Of all the lines in the material below, how many include the string "center"? Give the number only.

--- Begin ENTRIES SHOWN ---

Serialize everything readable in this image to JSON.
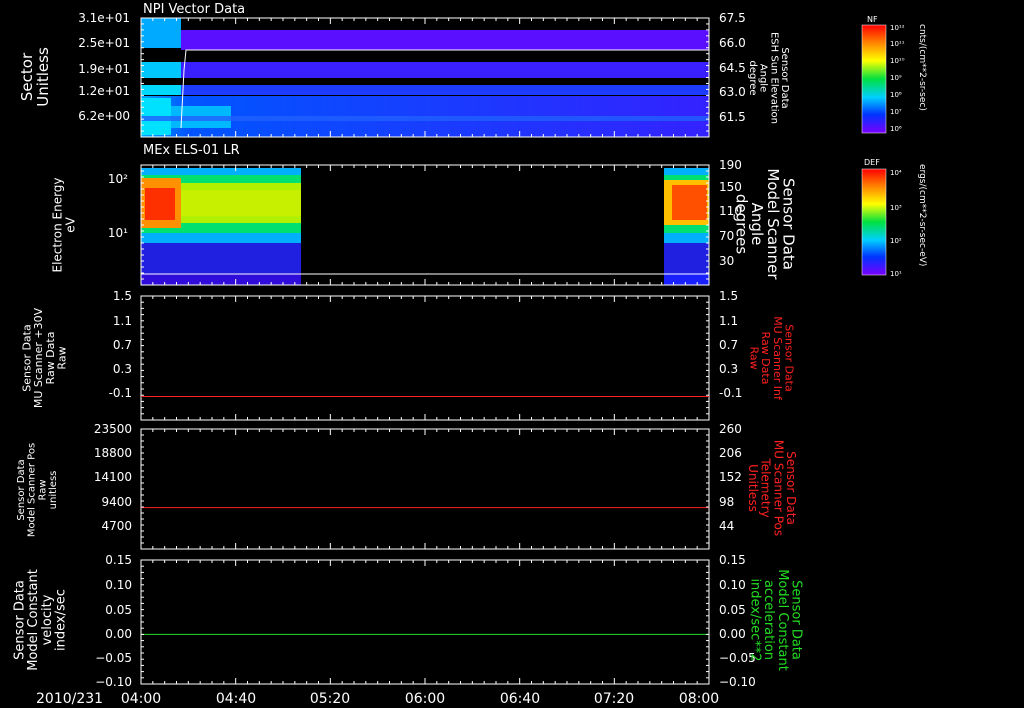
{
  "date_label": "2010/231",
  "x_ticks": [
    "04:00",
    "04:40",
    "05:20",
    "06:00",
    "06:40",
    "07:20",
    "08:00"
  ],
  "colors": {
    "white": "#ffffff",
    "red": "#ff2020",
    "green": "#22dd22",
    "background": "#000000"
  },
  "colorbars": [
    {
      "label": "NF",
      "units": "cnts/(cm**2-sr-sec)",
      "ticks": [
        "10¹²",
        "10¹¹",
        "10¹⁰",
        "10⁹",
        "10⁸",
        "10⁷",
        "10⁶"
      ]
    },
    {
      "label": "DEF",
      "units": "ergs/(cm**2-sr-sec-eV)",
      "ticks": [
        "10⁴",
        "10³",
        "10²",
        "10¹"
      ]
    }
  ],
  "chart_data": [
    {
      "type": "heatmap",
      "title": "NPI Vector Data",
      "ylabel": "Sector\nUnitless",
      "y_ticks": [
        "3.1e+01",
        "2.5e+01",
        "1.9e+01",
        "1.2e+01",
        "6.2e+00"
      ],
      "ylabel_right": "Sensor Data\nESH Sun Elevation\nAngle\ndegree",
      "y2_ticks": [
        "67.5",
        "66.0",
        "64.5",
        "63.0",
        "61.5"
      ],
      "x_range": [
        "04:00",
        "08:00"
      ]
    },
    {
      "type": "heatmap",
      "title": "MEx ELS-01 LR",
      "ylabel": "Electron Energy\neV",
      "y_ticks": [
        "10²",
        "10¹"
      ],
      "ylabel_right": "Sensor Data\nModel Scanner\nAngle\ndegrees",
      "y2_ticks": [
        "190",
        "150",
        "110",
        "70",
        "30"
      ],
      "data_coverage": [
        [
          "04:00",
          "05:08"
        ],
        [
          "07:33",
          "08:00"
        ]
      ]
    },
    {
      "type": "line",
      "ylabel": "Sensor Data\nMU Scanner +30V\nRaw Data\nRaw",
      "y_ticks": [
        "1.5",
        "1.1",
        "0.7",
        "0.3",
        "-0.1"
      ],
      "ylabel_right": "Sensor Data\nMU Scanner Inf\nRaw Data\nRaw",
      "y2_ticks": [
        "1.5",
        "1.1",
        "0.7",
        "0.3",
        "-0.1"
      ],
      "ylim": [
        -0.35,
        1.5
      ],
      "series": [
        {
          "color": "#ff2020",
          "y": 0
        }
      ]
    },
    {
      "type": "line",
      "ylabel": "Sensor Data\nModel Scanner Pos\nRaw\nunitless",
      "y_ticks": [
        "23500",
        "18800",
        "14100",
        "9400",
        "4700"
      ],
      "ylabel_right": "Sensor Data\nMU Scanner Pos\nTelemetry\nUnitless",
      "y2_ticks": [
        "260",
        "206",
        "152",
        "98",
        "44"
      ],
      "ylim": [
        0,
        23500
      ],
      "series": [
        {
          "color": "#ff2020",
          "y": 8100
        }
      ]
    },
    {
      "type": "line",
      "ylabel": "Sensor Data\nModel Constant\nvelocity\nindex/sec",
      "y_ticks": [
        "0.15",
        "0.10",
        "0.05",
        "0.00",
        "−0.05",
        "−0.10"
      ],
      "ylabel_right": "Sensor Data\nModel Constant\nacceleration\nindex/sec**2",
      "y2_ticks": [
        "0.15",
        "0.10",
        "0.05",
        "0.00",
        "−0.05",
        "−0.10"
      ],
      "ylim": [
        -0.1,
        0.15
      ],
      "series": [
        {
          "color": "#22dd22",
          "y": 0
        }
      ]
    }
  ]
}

--- End ENTRIES SHOWN ---
--- Begin ENTRIES SHOWN ---

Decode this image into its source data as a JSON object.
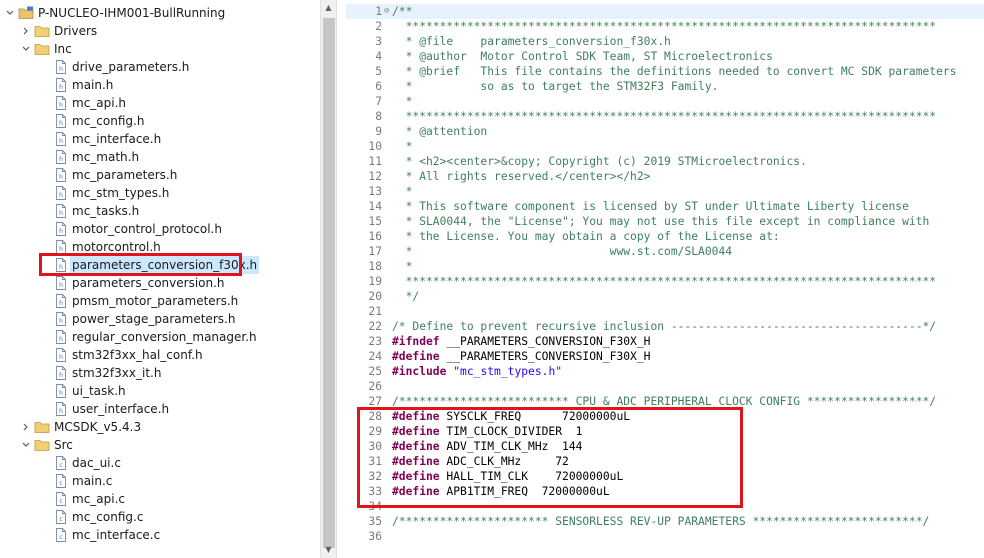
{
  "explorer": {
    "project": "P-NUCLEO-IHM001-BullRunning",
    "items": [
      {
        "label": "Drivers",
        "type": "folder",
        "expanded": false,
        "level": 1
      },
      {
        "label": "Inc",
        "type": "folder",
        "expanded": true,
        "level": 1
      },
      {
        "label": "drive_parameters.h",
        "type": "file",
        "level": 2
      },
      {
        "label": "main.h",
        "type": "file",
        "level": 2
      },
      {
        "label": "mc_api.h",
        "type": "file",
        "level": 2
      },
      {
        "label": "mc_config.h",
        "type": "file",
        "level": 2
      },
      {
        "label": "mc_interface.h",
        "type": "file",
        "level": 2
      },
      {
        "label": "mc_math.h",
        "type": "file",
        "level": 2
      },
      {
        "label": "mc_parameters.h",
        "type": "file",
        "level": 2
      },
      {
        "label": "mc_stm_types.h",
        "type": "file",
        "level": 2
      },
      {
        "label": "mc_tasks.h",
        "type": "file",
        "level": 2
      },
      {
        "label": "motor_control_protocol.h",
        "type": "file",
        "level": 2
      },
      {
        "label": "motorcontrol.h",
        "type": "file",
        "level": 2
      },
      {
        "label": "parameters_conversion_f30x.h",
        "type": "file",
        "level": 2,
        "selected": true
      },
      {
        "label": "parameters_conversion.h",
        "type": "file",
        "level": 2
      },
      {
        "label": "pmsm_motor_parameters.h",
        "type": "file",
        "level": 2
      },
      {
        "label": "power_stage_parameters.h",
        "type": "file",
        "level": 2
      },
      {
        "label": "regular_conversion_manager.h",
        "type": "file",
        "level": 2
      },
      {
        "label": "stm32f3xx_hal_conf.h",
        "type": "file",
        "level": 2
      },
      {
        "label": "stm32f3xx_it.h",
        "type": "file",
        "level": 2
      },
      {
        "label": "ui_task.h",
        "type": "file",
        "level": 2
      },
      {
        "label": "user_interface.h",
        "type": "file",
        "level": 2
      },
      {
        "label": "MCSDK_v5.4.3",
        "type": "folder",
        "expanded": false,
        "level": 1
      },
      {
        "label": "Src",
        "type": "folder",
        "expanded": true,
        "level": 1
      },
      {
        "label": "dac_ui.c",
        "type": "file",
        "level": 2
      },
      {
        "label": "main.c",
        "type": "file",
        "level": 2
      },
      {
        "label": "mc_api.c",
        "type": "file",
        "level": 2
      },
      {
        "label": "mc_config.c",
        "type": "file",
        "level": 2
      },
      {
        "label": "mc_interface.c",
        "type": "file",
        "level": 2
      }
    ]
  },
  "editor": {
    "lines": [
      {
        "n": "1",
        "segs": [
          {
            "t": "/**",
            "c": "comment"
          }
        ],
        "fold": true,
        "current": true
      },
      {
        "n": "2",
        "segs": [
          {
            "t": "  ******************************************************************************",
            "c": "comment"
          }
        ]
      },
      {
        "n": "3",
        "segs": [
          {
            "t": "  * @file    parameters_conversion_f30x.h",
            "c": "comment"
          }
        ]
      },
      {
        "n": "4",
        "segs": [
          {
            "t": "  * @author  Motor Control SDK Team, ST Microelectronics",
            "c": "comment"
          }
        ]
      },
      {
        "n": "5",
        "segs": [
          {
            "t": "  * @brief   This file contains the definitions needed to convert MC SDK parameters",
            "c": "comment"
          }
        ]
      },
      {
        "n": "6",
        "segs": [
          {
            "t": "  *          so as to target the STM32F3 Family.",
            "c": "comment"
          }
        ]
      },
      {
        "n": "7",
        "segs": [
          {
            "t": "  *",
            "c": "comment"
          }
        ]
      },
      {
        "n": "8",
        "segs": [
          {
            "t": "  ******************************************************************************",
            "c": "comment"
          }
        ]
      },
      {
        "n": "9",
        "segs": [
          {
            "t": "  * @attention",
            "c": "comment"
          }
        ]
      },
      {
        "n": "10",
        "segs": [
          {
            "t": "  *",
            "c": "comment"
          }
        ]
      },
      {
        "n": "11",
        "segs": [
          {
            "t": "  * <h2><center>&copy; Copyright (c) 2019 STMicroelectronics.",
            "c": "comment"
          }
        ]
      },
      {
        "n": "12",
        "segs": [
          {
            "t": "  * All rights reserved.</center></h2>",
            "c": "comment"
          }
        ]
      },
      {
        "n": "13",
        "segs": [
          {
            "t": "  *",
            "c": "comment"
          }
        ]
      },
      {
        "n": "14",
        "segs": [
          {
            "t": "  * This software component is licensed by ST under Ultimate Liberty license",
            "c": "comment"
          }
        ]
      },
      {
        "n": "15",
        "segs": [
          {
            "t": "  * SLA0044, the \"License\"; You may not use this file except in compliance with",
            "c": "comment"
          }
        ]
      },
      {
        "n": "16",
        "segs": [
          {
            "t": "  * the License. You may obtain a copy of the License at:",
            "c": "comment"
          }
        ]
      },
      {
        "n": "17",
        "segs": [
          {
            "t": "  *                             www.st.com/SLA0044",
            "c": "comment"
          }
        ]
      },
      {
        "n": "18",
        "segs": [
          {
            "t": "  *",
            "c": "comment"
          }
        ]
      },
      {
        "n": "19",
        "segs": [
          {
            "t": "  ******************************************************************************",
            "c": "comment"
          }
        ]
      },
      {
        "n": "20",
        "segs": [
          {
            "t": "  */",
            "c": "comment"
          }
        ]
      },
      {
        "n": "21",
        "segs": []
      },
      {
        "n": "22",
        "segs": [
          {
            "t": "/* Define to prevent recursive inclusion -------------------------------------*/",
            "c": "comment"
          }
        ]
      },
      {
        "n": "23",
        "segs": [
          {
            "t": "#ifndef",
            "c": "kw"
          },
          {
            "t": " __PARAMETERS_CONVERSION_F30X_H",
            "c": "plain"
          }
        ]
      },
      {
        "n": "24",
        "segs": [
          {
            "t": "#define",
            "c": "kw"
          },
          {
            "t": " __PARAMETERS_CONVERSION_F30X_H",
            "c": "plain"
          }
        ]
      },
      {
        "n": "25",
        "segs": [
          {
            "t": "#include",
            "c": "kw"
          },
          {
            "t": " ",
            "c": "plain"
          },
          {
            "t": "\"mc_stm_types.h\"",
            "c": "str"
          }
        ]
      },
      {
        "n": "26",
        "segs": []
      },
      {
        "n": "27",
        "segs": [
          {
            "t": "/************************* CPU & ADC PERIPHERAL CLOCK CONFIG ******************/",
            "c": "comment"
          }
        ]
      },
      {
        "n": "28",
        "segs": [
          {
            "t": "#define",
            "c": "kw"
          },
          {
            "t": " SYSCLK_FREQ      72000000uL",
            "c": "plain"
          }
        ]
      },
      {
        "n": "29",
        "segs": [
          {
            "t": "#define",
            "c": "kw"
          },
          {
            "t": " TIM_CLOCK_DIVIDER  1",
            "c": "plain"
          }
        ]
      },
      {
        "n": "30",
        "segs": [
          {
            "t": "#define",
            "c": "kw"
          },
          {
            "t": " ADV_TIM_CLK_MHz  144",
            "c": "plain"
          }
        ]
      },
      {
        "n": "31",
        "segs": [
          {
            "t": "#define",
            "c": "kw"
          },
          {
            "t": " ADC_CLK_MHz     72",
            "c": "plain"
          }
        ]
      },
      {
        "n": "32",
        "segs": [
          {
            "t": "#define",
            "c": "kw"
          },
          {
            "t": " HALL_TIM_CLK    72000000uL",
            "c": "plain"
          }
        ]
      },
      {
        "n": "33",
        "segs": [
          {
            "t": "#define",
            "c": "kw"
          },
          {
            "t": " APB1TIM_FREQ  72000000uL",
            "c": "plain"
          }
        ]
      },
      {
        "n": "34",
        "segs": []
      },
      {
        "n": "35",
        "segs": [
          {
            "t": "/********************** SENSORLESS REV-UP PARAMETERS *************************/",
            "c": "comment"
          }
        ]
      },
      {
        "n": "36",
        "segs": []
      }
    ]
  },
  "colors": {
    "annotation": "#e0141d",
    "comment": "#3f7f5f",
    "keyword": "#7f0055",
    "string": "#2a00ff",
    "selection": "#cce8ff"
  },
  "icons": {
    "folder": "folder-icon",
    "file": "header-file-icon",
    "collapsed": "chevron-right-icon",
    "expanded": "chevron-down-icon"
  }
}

--- End ENTRIES SHOWN ---
--- Begin ENTRIES SHOWN ---

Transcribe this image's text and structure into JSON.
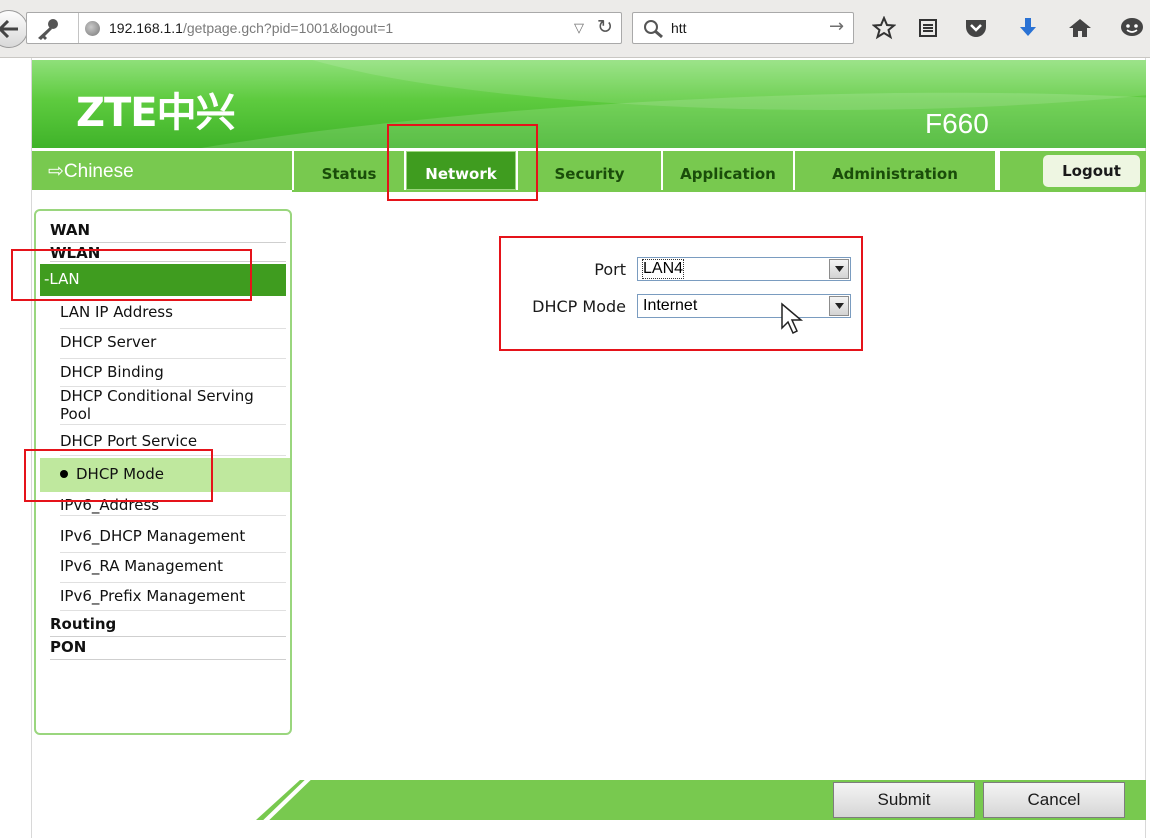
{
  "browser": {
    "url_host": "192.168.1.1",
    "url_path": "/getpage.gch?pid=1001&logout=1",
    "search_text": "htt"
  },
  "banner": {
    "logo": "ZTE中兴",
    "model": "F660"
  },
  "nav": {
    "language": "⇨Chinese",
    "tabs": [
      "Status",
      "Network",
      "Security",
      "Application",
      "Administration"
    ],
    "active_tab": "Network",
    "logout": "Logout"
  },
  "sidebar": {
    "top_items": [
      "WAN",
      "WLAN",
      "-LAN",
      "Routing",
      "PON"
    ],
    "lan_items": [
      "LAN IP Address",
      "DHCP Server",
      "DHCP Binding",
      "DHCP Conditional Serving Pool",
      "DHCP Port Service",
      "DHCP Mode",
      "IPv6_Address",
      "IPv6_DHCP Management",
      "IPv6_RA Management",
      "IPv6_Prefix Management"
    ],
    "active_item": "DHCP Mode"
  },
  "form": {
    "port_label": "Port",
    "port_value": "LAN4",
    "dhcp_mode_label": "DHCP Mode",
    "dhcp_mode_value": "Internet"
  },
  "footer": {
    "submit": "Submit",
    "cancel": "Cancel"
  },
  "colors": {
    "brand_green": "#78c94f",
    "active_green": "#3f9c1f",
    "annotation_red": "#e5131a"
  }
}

--- End ENTRIES SHOWN ---

■ **THE RESULT**: 2